Figure content listings:
----
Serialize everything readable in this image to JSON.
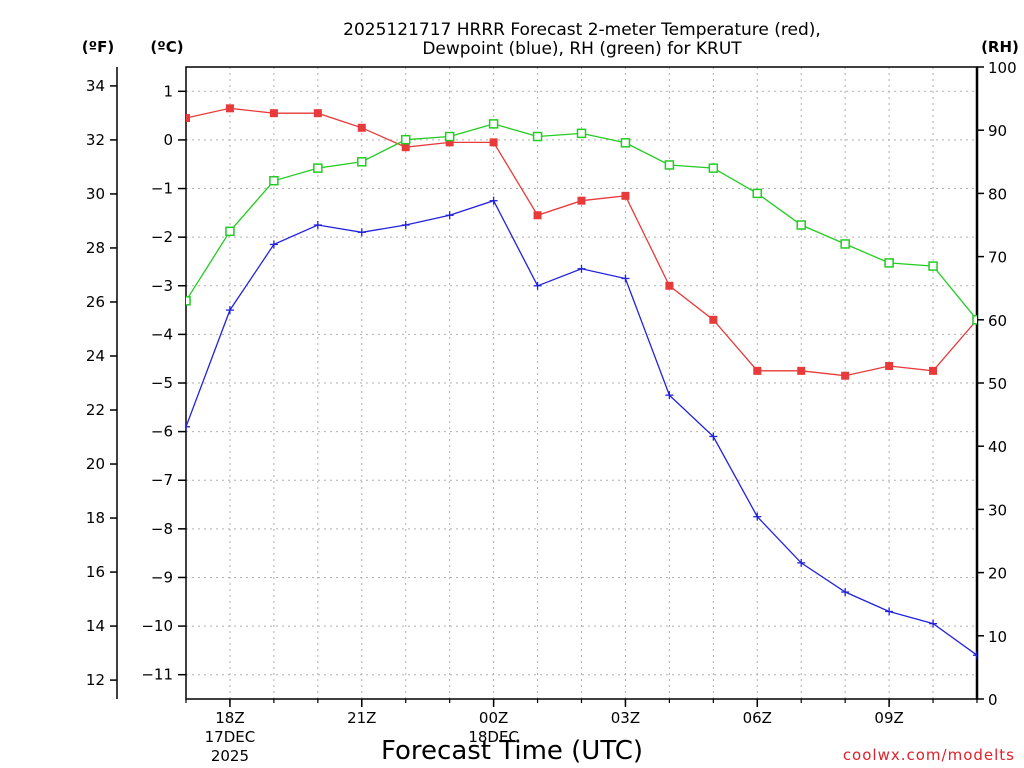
{
  "chart_data": {
    "type": "line",
    "title": "2025121717 HRRR Forecast 2-meter Temperature (red),",
    "subtitle": "Dewpoint (blue), RH (green) for KRUT",
    "xlabel": "Forecast Time (UTC)",
    "credit": "coolwx.com/modelts",
    "units": {
      "fahrenheit": "(ºF)",
      "celsius": "(ºC)",
      "rh": "(RH)"
    },
    "x_hours": [
      17,
      18,
      19,
      20,
      21,
      22,
      23,
      24,
      25,
      26,
      27,
      28,
      29,
      30,
      31,
      32,
      33,
      34,
      35
    ],
    "x_ticks": [
      {
        "hour": 18,
        "label": "18Z",
        "line2": "17DEC",
        "line3": "2025"
      },
      {
        "hour": 21,
        "label": "21Z",
        "line2": "",
        "line3": ""
      },
      {
        "hour": 24,
        "label": "00Z",
        "line2": "18DEC",
        "line3": ""
      },
      {
        "hour": 27,
        "label": "03Z",
        "line2": "",
        "line3": ""
      },
      {
        "hour": 30,
        "label": "06Z",
        "line2": "",
        "line3": ""
      },
      {
        "hour": 33,
        "label": "09Z",
        "line2": "",
        "line3": ""
      }
    ],
    "xlim": [
      17,
      35
    ],
    "celsius_axis": {
      "range": [
        -11.5,
        1.5
      ],
      "ticks": [
        1,
        0,
        -1,
        -2,
        -3,
        -4,
        -5,
        -6,
        -7,
        -8,
        -9,
        -10,
        -11
      ]
    },
    "fahrenheit_axis": {
      "ticks": [
        34,
        32,
        30,
        28,
        26,
        24,
        22,
        20,
        18,
        16,
        14,
        12
      ]
    },
    "rh_axis": {
      "range": [
        0,
        100
      ],
      "ticks": [
        100,
        90,
        80,
        70,
        60,
        50,
        40,
        30,
        20,
        10,
        0
      ]
    },
    "series": [
      {
        "name": "2-meter Temperature",
        "axis": "celsius",
        "color": "#e83a3a",
        "marker": "filled-square",
        "values": [
          0.45,
          0.65,
          0.55,
          0.55,
          0.25,
          -0.15,
          -0.05,
          -0.05,
          -1.55,
          -1.25,
          -1.15,
          -3.0,
          -3.7,
          -4.75,
          -4.75,
          -4.85,
          -4.65,
          -4.75,
          -3.7
        ]
      },
      {
        "name": "Dewpoint",
        "axis": "celsius",
        "color": "#2222dd",
        "marker": "plus",
        "values": [
          -5.9,
          -3.5,
          -2.15,
          -1.75,
          -1.9,
          -1.75,
          -1.55,
          -1.25,
          -3.0,
          -2.65,
          -2.85,
          -5.25,
          -6.1,
          -7.75,
          -8.7,
          -9.3,
          -9.7,
          -9.95,
          -10.6
        ]
      },
      {
        "name": "RH",
        "axis": "rh",
        "color": "#22cc22",
        "marker": "open-square",
        "values": [
          63,
          74,
          82,
          84,
          85,
          88.5,
          89,
          91,
          89,
          89.5,
          88,
          84.5,
          84,
          80,
          75,
          72,
          69,
          68.5,
          60
        ]
      }
    ]
  }
}
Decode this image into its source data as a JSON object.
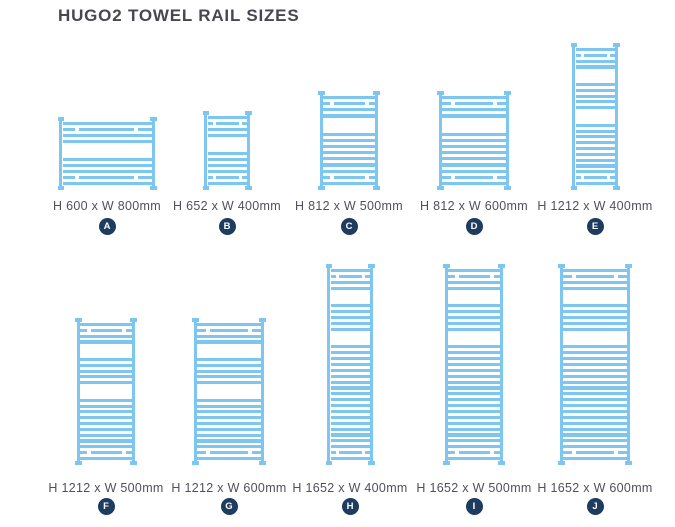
{
  "title": "HUGO2 TOWEL RAIL SIZES",
  "colors": {
    "rail_blue": "#7cc6f0",
    "badge_navy": "#1d3c60",
    "title_color": "#47474f",
    "caption_color": "#50505a"
  },
  "rows": [
    {
      "items": [
        {
          "badge": "A",
          "caption": "H 600 x W 800mm",
          "height_mm": 600,
          "width_mm": 800
        },
        {
          "badge": "B",
          "caption": "H 652 x W 400mm",
          "height_mm": 652,
          "width_mm": 400
        },
        {
          "badge": "C",
          "caption": "H 812 x W 500mm",
          "height_mm": 812,
          "width_mm": 500
        },
        {
          "badge": "D",
          "caption": "H 812 x W 600mm",
          "height_mm": 812,
          "width_mm": 600
        },
        {
          "badge": "E",
          "caption": "H 1212 x W 400mm",
          "height_mm": 1212,
          "width_mm": 400
        }
      ]
    },
    {
      "items": [
        {
          "badge": "F",
          "caption": "H 1212 x W 500mm",
          "height_mm": 1212,
          "width_mm": 500
        },
        {
          "badge": "G",
          "caption": "H 1212 x W 600mm",
          "height_mm": 1212,
          "width_mm": 600
        },
        {
          "badge": "H",
          "caption": "H 1652 x W 400mm",
          "height_mm": 1652,
          "width_mm": 400
        },
        {
          "badge": "I",
          "caption": "H 1652 x W 500mm",
          "height_mm": 1652,
          "width_mm": 500
        },
        {
          "badge": "J",
          "caption": "H 1652 x W 600mm",
          "height_mm": 1652,
          "width_mm": 600
        }
      ]
    }
  ]
}
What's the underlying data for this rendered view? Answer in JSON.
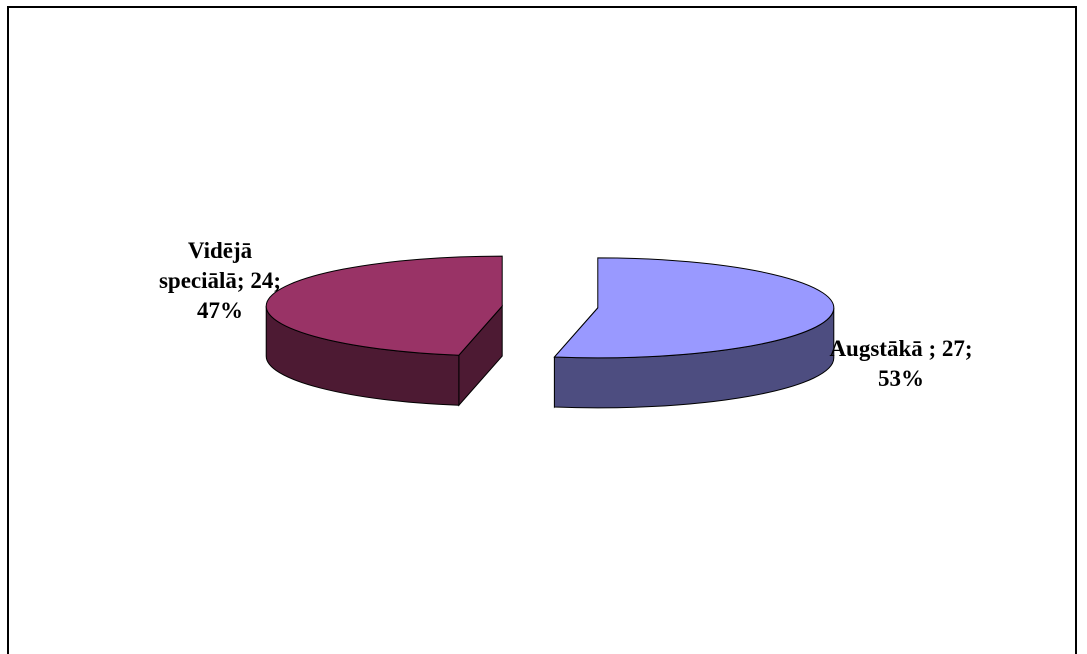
{
  "chart_data": {
    "type": "pie",
    "style": "3d-exploded",
    "title": "",
    "categories": [
      "Vidējā speciālā",
      "Augstākā"
    ],
    "values": [
      24,
      27
    ],
    "percentages": [
      47,
      53
    ],
    "colors": {
      "top": [
        "#993366",
        "#9999FF"
      ],
      "side": [
        "#4D1A33",
        "#4D4D80"
      ]
    },
    "labels": [
      {
        "line1": "Vidējā",
        "line2": "speciālā; 24;",
        "line3": "47%"
      },
      {
        "line1": "Augstākā ; 27;",
        "line2": "53%"
      }
    ],
    "legend": "none"
  }
}
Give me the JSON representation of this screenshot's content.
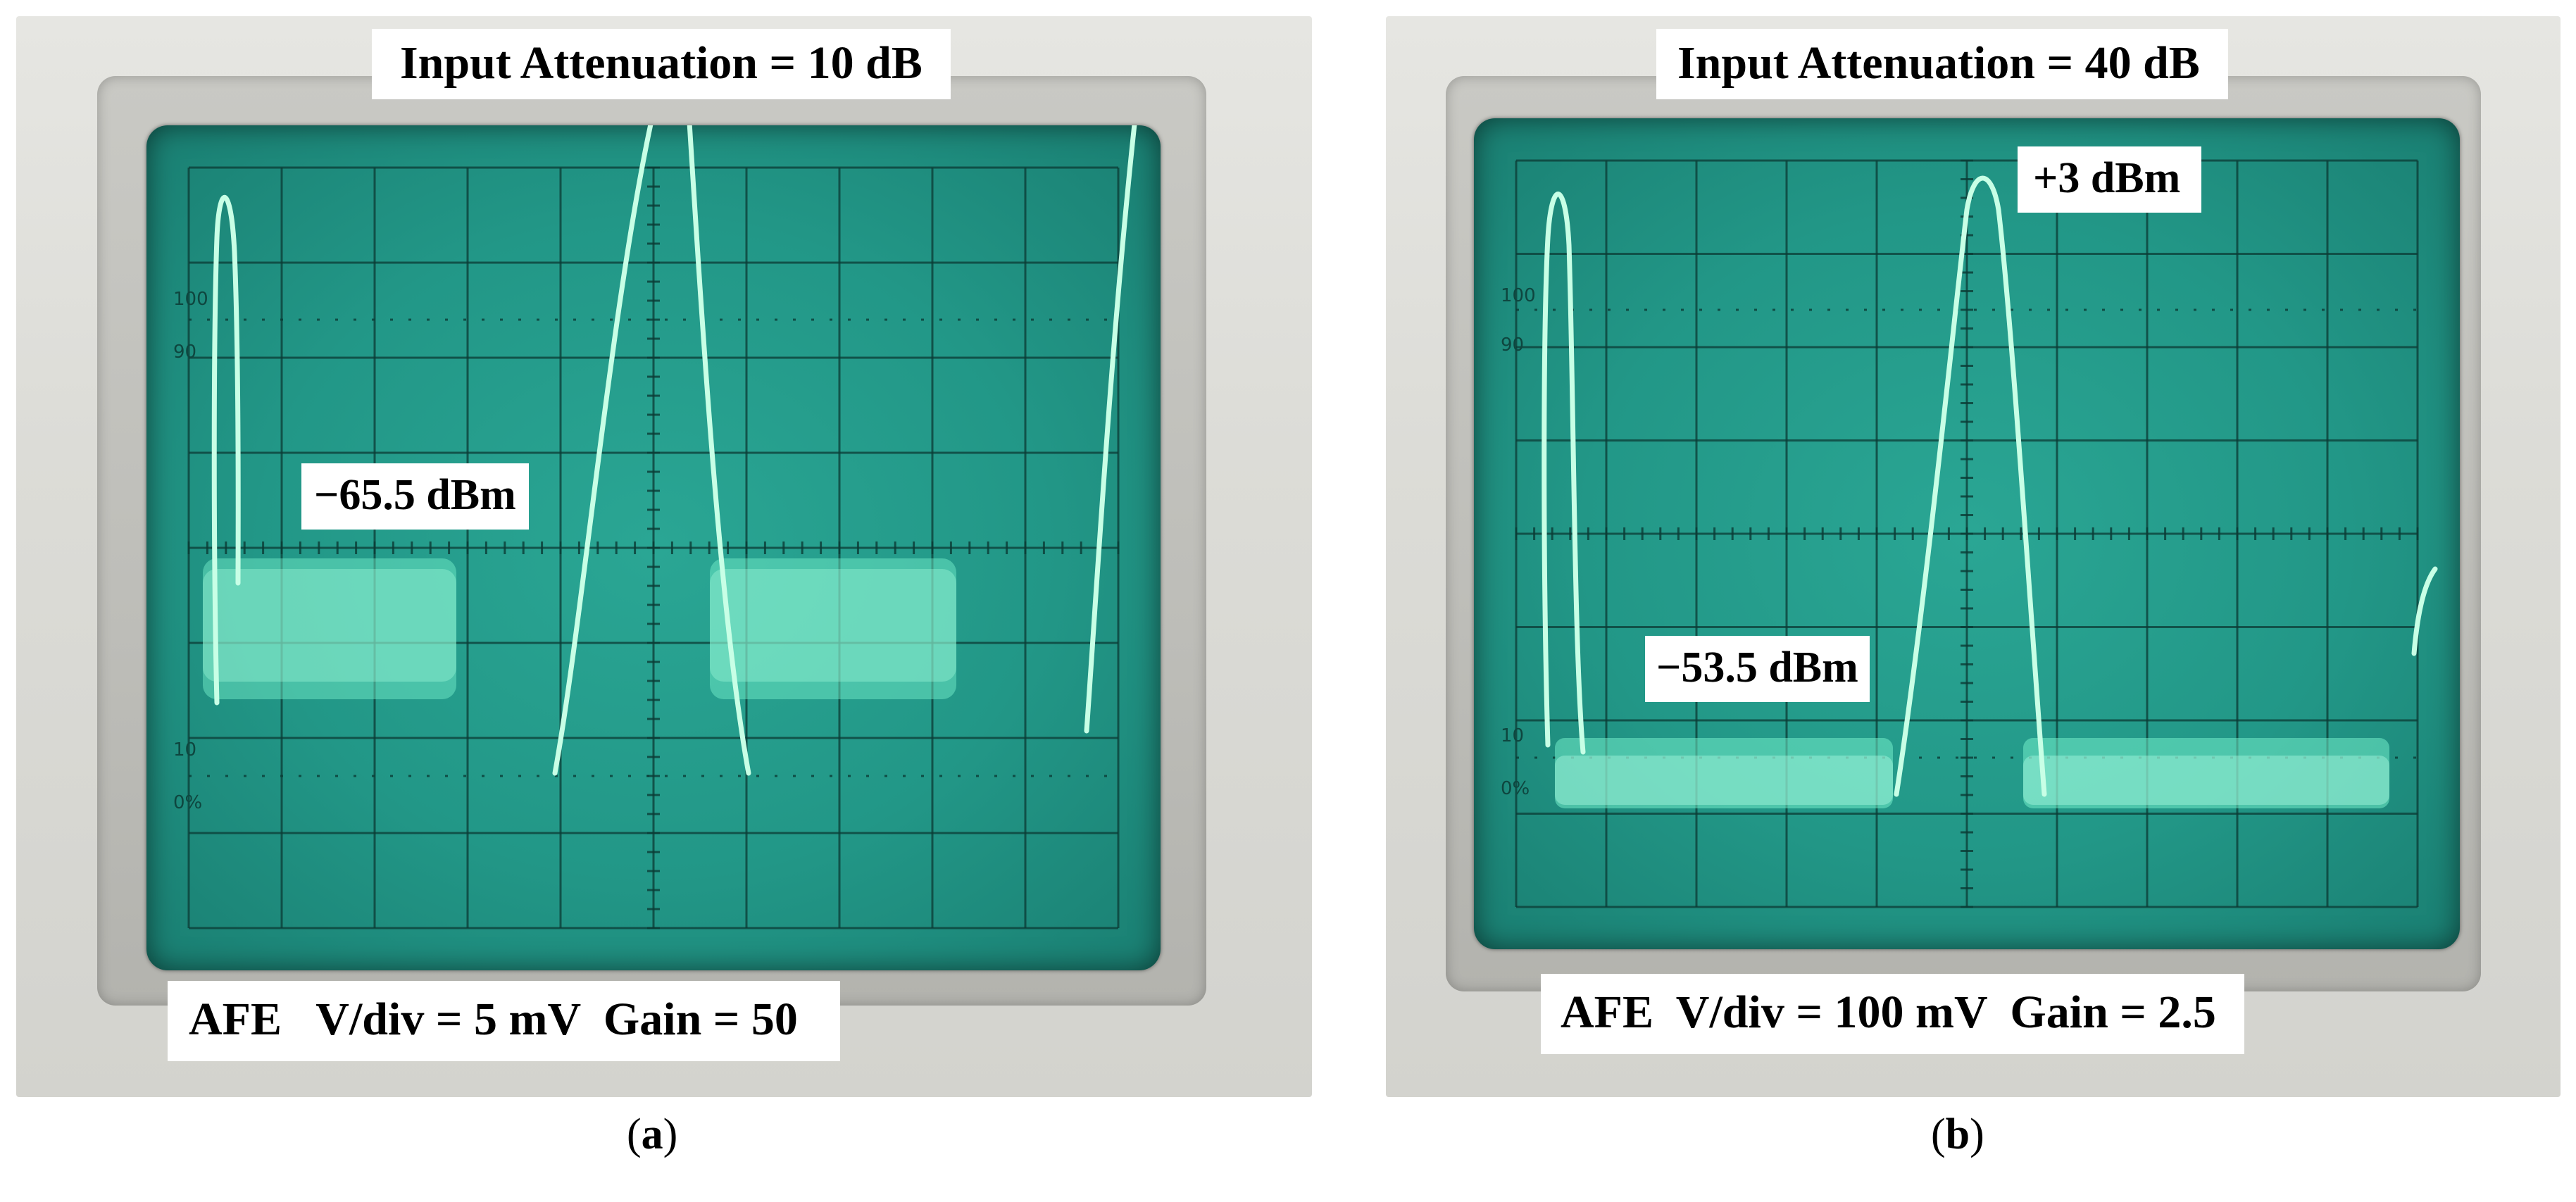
{
  "panels": [
    {
      "id": "a",
      "header": "Input Attenuation = 10 dB",
      "footer": "AFE   V/div = 5 mV  Gain = 50",
      "annotations": [
        "−65.5 dBm"
      ],
      "graticule_labels": [
        "100",
        "90",
        "10",
        "0%"
      ],
      "caption": "(a)"
    },
    {
      "id": "b",
      "header": "Input Attenuation = 40 dB",
      "footer": "AFE  V/div = 100 mV  Gain = 2.5",
      "annotations": [
        "+3 dBm",
        "−53.5 dBm"
      ],
      "graticule_labels": [
        "100",
        "90",
        "10",
        "0%"
      ],
      "caption": "(b)"
    }
  ],
  "colors": {
    "screen": "#229787",
    "trace": "#c8ffe6",
    "grid": "#0b3b35"
  }
}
----
**TASK GOAL:**
Copy the material above in full and exactly, skipping pictures.

**EXERCISE RESULT:**
Serialize everything readable in this image to JSON.
{
  "chart_data": {
    "type": "line",
    "title": "2025121717 HRRR Forecast 2-meter Temperature (red),",
    "subtitle": "Dewpoint (blue), RH (green) for KRUT",
    "xlabel": "Forecast Time (UTC)",
    "credit": "coolwx.com/modelts",
    "units": {
      "fahrenheit": "(ºF)",
      "celsius": "(ºC)",
      "rh": "(RH)"
    },
    "x_hours": [
      17,
      18,
      19,
      20,
      21,
      22,
      23,
      24,
      25,
      26,
      27,
      28,
      29,
      30,
      31,
      32,
      33,
      34,
      35
    ],
    "x_ticks": [
      {
        "hour": 18,
        "label": "18Z",
        "line2": "17DEC",
        "line3": "2025"
      },
      {
        "hour": 21,
        "label": "21Z",
        "line2": "",
        "line3": ""
      },
      {
        "hour": 24,
        "label": "00Z",
        "line2": "18DEC",
        "line3": ""
      },
      {
        "hour": 27,
        "label": "03Z",
        "line2": "",
        "line3": ""
      },
      {
        "hour": 30,
        "label": "06Z",
        "line2": "",
        "line3": ""
      },
      {
        "hour": 33,
        "label": "09Z",
        "line2": "",
        "line3": ""
      }
    ],
    "xlim": [
      17,
      35
    ],
    "celsius_axis": {
      "range": [
        -11.5,
        1.5
      ],
      "ticks": [
        1,
        0,
        -1,
        -2,
        -3,
        -4,
        -5,
        -6,
        -7,
        -8,
        -9,
        -10,
        -11
      ]
    },
    "fahrenheit_axis": {
      "ticks": [
        34,
        32,
        30,
        28,
        26,
        24,
        22,
        20,
        18,
        16,
        14,
        12
      ]
    },
    "rh_axis": {
      "range": [
        0,
        100
      ],
      "ticks": [
        100,
        90,
        80,
        70,
        60,
        50,
        40,
        30,
        20,
        10,
        0
      ]
    },
    "series": [
      {
        "name": "2-meter Temperature",
        "axis": "celsius",
        "color": "#e83a3a",
        "marker": "filled-square",
        "values": [
          0.45,
          0.65,
          0.55,
          0.55,
          0.25,
          -0.15,
          -0.05,
          -0.05,
          -1.55,
          -1.25,
          -1.15,
          -3.0,
          -3.7,
          -4.75,
          -4.75,
          -4.85,
          -4.65,
          -4.75,
          -3.7
        ]
      },
      {
        "name": "Dewpoint",
        "axis": "celsius",
        "color": "#2222dd",
        "marker": "plus",
        "values": [
          -5.9,
          -3.5,
          -2.15,
          -1.75,
          -1.9,
          -1.75,
          -1.55,
          -1.25,
          -3.0,
          -2.65,
          -2.85,
          -5.25,
          -6.1,
          -7.75,
          -8.7,
          -9.3,
          -9.7,
          -9.95,
          -10.6
        ]
      },
      {
        "name": "RH",
        "axis": "rh",
        "color": "#22cc22",
        "marker": "open-square",
        "values": [
          63,
          74,
          82,
          84,
          85,
          88.5,
          89,
          91,
          89,
          89.5,
          88,
          84.5,
          84,
          80,
          75,
          72,
          69,
          68.5,
          60
        ]
      }
    ]
  }
}
Decode this image into its source data as a JSON object.
{
  "title": "HUGO2 TOWEL RAIL SIZES",
  "colors": {
    "rail_blue": "#7cc6f0",
    "badge_navy": "#1d3c60",
    "title_color": "#47474f",
    "caption_color": "#50505a"
  },
  "rows": [
    {
      "items": [
        {
          "badge": "A",
          "caption": "H 600 x W 800mm",
          "height_mm": 600,
          "width_mm": 800
        },
        {
          "badge": "B",
          "caption": "H 652 x W 400mm",
          "height_mm": 652,
          "width_mm": 400
        },
        {
          "badge": "C",
          "caption": "H 812 x W 500mm",
          "height_mm": 812,
          "width_mm": 500
        },
        {
          "badge": "D",
          "caption": "H 812 x W 600mm",
          "height_mm": 812,
          "width_mm": 600
        },
        {
          "badge": "E",
          "caption": "H 1212 x W 400mm",
          "height_mm": 1212,
          "width_mm": 400
        }
      ]
    },
    {
      "items": [
        {
          "badge": "F",
          "caption": "H 1212 x W 500mm",
          "height_mm": 1212,
          "width_mm": 500
        },
        {
          "badge": "G",
          "caption": "H 1212 x W 600mm",
          "height_mm": 1212,
          "width_mm": 600
        },
        {
          "badge": "H",
          "caption": "H 1652 x W 400mm",
          "height_mm": 1652,
          "width_mm": 400
        },
        {
          "badge": "I",
          "caption": "H 1652 x W 500mm",
          "height_mm": 1652,
          "width_mm": 500
        },
        {
          "badge": "J",
          "caption": "H 1652 x W 600mm",
          "height_mm": 1652,
          "width_mm": 600
        }
      ]
    }
  ]
}
What's the underlying data for this rendered view? Answer in JSON.
{
  "chart_data": {
    "type": "pie",
    "style": "3d-exploded",
    "title": "",
    "categories": [
      "Vidējā speciālā",
      "Augstākā"
    ],
    "values": [
      24,
      27
    ],
    "percentages": [
      47,
      53
    ],
    "colors": {
      "top": [
        "#993366",
        "#9999FF"
      ],
      "side": [
        "#4D1A33",
        "#4D4D80"
      ]
    },
    "labels": [
      {
        "line1": "Vidējā",
        "line2": "speciālā; 24;",
        "line3": "47%"
      },
      {
        "line1": "Augstākā ; 27;",
        "line2": "53%"
      }
    ],
    "legend": "none"
  }
}
Give me the JSON representation of this screenshot's content.
{
  "panels": [
    {
      "id": "a",
      "header": "Input Attenuation = 10 dB",
      "footer": "AFE   V/div = 5 mV  Gain = 50",
      "annotations": [
        "−65.5 dBm"
      ],
      "graticule_labels": [
        "100",
        "90",
        "10",
        "0%"
      ],
      "caption": "(a)"
    },
    {
      "id": "b",
      "header": "Input Attenuation = 40 dB",
      "footer": "AFE  V/div = 100 mV  Gain = 2.5",
      "annotations": [
        "+3 dBm",
        "−53.5 dBm"
      ],
      "graticule_labels": [
        "100",
        "90",
        "10",
        "0%"
      ],
      "caption": "(b)"
    }
  ],
  "colors": {
    "screen": "#229787",
    "trace": "#c8ffe6",
    "grid": "#0b3b35"
  }
}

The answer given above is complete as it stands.